-- start ROWS --
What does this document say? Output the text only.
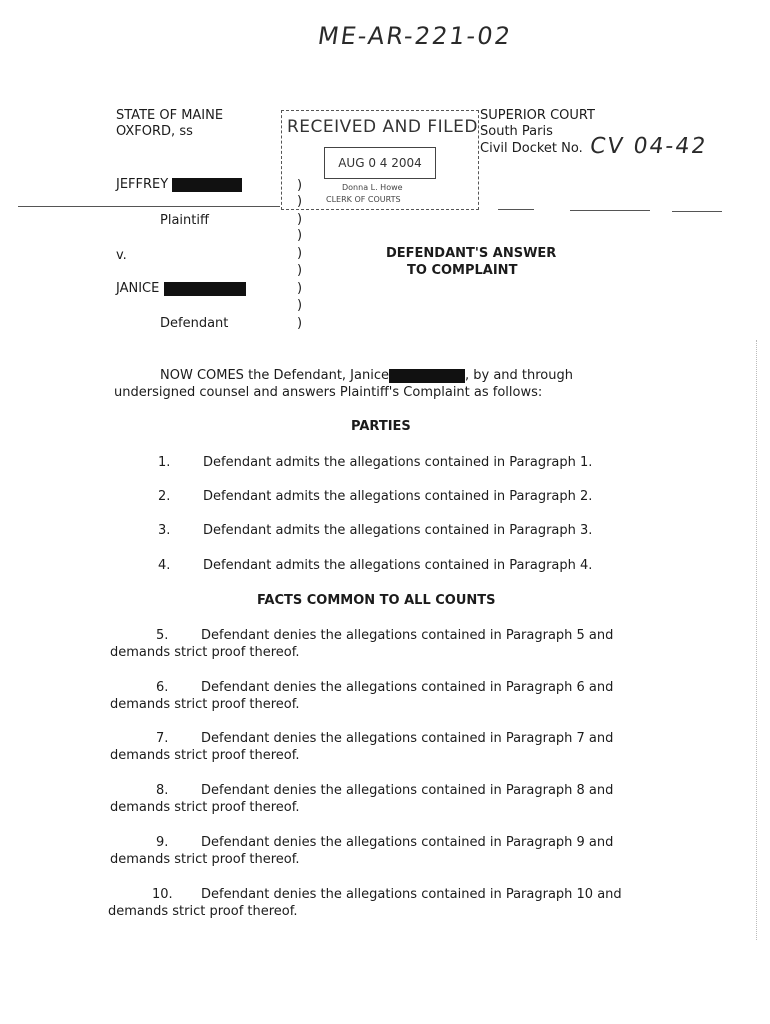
ME-AR-221-02
STATE OF MAINE
OXFORD, ss
SUPERIOR COURT
South Paris
Civil Docket No. CV 04-42
RECEIVED AND FILED
AUG 0 4 2004
Donna L. Howe
CLERK OF COURTS
JEFFREY
Plaintiff
v.
JANICE
Defendant
)
)
)
)
)
)
)
)
)
DEFENDANT'S ANSWER
TO COMPLAINT
NOW COMES the Defendant, Janice	, by and through
undersigned counsel and answers Plaintiff's Complaint as follows:
PARTIES
1.	Defendant admits the allegations contained in Paragraph 1.
2.	Defendant admits the allegations contained in Paragraph 2.
3.	Defendant admits the allegations contained in Paragraph 3.
4.	Defendant admits the allegations contained in Paragraph 4.
FACTS COMMON TO ALL COUNTS
5.	Defendant denies the allegations contained in Paragraph 5 and
demands strict proof thereof.
6.	Defendant denies the allegations contained in Paragraph 6 and
demands strict proof thereof.
7.	Defendant denies the allegations contained in Paragraph 7 and
demands strict proof thereof.
8.	Defendant denies the allegations contained in Paragraph 8 and
demands strict proof thereof.
9.	Defendant denies the allegations contained in Paragraph 9 and
demands strict proof thereof.
10. Defendant denies the allegations contained in Paragraph 10 and
demands strict proof thereof.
-- end ROWS --
Leaving all pictures aside, quote each record exactly.

REPLY TO THE EXERCISE =
What does this document say? Output the text only.
ME-AR-221-02
STATE OF MAINE
OXFORD, ss
SUPERIOR COURT
South Paris
Civil Docket No. CV 04-42
RECEIVED AND FILED
AUG 0 4 2004
Donna L. Howe
CLERK OF COURTS
JEFFREY
Plaintiff
v.
JANICE
Defendant
)
)
)
)
)
)
)
)
)
DEFENDANT'S ANSWER
TO COMPLAINT
NOW COMES the Defendant, Janice	, by and through
undersigned counsel and answers Plaintiff's Complaint as follows:
PARTIES
1.	Defendant admits the allegations contained in Paragraph 1.
2.	Defendant admits the allegations contained in Paragraph 2.
3.	Defendant admits the allegations contained in Paragraph 3.
4.	Defendant admits the allegations contained in Paragraph 4.
FACTS COMMON TO ALL COUNTS
5.	Defendant denies the allegations contained in Paragraph 5 and
demands strict proof thereof.
6.	Defendant denies the allegations contained in Paragraph 6 and
demands strict proof thereof.
7.	Defendant denies the allegations contained in Paragraph 7 and
demands strict proof thereof.
8.	Defendant denies the allegations contained in Paragraph 8 and
demands strict proof thereof.
9.	Defendant denies the allegations contained in Paragraph 9 and
demands strict proof thereof.
10. Defendant denies the allegations contained in Paragraph 10 and
demands strict proof thereof.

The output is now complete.